### Requirement
Set every record down verbatim and omit the pictures.

### Records for processing
----
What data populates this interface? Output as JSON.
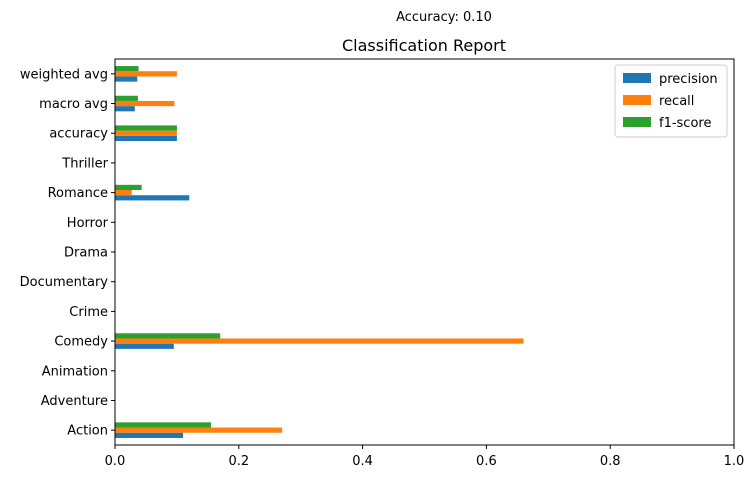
{
  "suptitle": "Accuracy: 0.10",
  "chart_data": {
    "type": "bar",
    "orientation": "horizontal",
    "title": "Classification Report",
    "categories": [
      "Action",
      "Adventure",
      "Animation",
      "Comedy",
      "Crime",
      "Documentary",
      "Drama",
      "Horror",
      "Romance",
      "Thriller",
      "accuracy",
      "macro avg",
      "weighted avg"
    ],
    "series": [
      {
        "name": "precision",
        "color": "#1f77b4",
        "values": [
          0.11,
          0,
          0,
          0.095,
          0,
          0,
          0,
          0,
          0.12,
          0,
          0.1,
          0.032,
          0.036
        ]
      },
      {
        "name": "recall",
        "color": "#ff7f0e",
        "values": [
          0.27,
          0,
          0,
          0.66,
          0,
          0,
          0,
          0,
          0.027,
          0,
          0.1,
          0.096,
          0.1
        ]
      },
      {
        "name": "f1-score",
        "color": "#2ca02c",
        "values": [
          0.155,
          0,
          0,
          0.17,
          0,
          0,
          0,
          0,
          0.043,
          0,
          0.1,
          0.037,
          0.038
        ]
      }
    ],
    "xlim": [
      0,
      1
    ],
    "xticks": [
      "0.0",
      "0.2",
      "0.4",
      "0.6",
      "0.8",
      "1.0"
    ],
    "grid": false,
    "legend_position": "top-right"
  }
}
----
### Expected answer
What data populates this interface? Output as JSON.
{
  "suptitle": "Accuracy: 0.10",
  "chart_data": {
    "type": "bar",
    "orientation": "horizontal",
    "title": "Classification Report",
    "categories": [
      "Action",
      "Adventure",
      "Animation",
      "Comedy",
      "Crime",
      "Documentary",
      "Drama",
      "Horror",
      "Romance",
      "Thriller",
      "accuracy",
      "macro avg",
      "weighted avg"
    ],
    "series": [
      {
        "name": "precision",
        "color": "#1f77b4",
        "values": [
          0.11,
          0,
          0,
          0.095,
          0,
          0,
          0,
          0,
          0.12,
          0,
          0.1,
          0.032,
          0.036
        ]
      },
      {
        "name": "recall",
        "color": "#ff7f0e",
        "values": [
          0.27,
          0,
          0,
          0.66,
          0,
          0,
          0,
          0,
          0.027,
          0,
          0.1,
          0.096,
          0.1
        ]
      },
      {
        "name": "f1-score",
        "color": "#2ca02c",
        "values": [
          0.155,
          0,
          0,
          0.17,
          0,
          0,
          0,
          0,
          0.043,
          0,
          0.1,
          0.037,
          0.038
        ]
      }
    ],
    "xlim": [
      0,
      1
    ],
    "xticks": [
      "0.0",
      "0.2",
      "0.4",
      "0.6",
      "0.8",
      "1.0"
    ],
    "grid": false,
    "legend_position": "top-right"
  }
}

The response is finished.